PROMPT. Leave out the pictures, then reproduce the rest of the material exactly.

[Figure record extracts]
** Start **
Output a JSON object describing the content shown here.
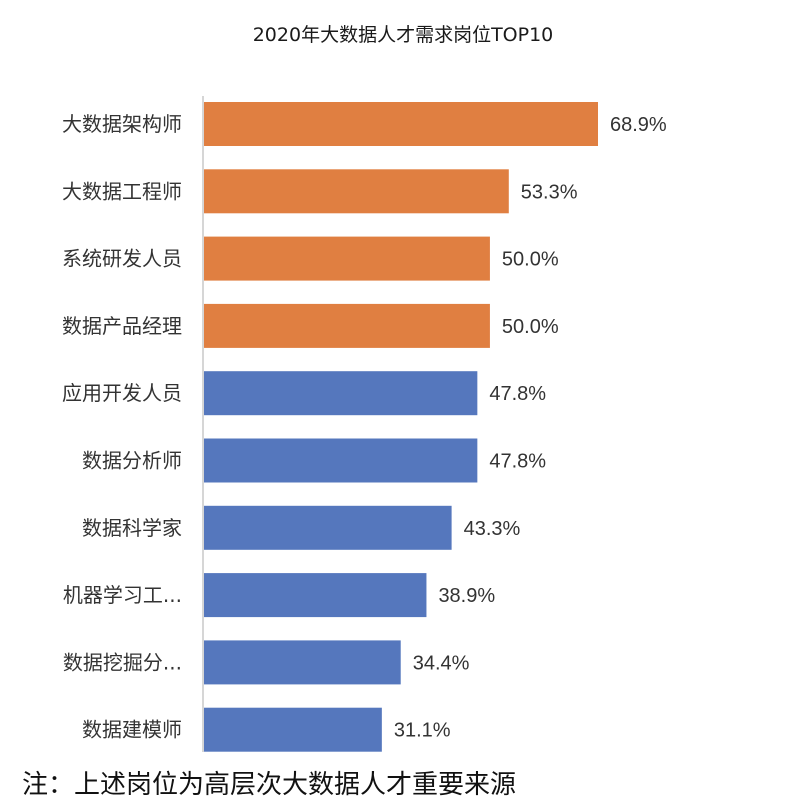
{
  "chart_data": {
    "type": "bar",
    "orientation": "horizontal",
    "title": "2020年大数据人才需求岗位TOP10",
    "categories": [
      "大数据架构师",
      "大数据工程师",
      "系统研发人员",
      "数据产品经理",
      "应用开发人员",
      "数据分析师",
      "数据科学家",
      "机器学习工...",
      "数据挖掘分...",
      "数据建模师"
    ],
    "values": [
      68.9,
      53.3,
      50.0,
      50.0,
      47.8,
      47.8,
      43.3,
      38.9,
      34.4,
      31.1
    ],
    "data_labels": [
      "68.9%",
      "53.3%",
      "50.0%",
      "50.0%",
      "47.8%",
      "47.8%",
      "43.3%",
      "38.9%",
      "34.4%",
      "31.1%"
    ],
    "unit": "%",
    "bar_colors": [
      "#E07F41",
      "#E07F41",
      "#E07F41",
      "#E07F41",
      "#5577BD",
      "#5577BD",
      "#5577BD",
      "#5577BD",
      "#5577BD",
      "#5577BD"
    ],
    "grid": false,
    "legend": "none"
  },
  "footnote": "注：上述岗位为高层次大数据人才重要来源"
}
** End **
RESULT BELOW.
Output a JSON object describing the content shown here.
{
  "chart_data": {
    "type": "bar",
    "orientation": "horizontal",
    "title": "2020年大数据人才需求岗位TOP10",
    "categories": [
      "大数据架构师",
      "大数据工程师",
      "系统研发人员",
      "数据产品经理",
      "应用开发人员",
      "数据分析师",
      "数据科学家",
      "机器学习工...",
      "数据挖掘分...",
      "数据建模师"
    ],
    "values": [
      68.9,
      53.3,
      50.0,
      50.0,
      47.8,
      47.8,
      43.3,
      38.9,
      34.4,
      31.1
    ],
    "data_labels": [
      "68.9%",
      "53.3%",
      "50.0%",
      "50.0%",
      "47.8%",
      "47.8%",
      "43.3%",
      "38.9%",
      "34.4%",
      "31.1%"
    ],
    "unit": "%",
    "bar_colors": [
      "#E07F41",
      "#E07F41",
      "#E07F41",
      "#E07F41",
      "#5577BD",
      "#5577BD",
      "#5577BD",
      "#5577BD",
      "#5577BD",
      "#5577BD"
    ],
    "grid": false,
    "legend": "none"
  },
  "footnote": "注：上述岗位为高层次大数据人才重要来源"
}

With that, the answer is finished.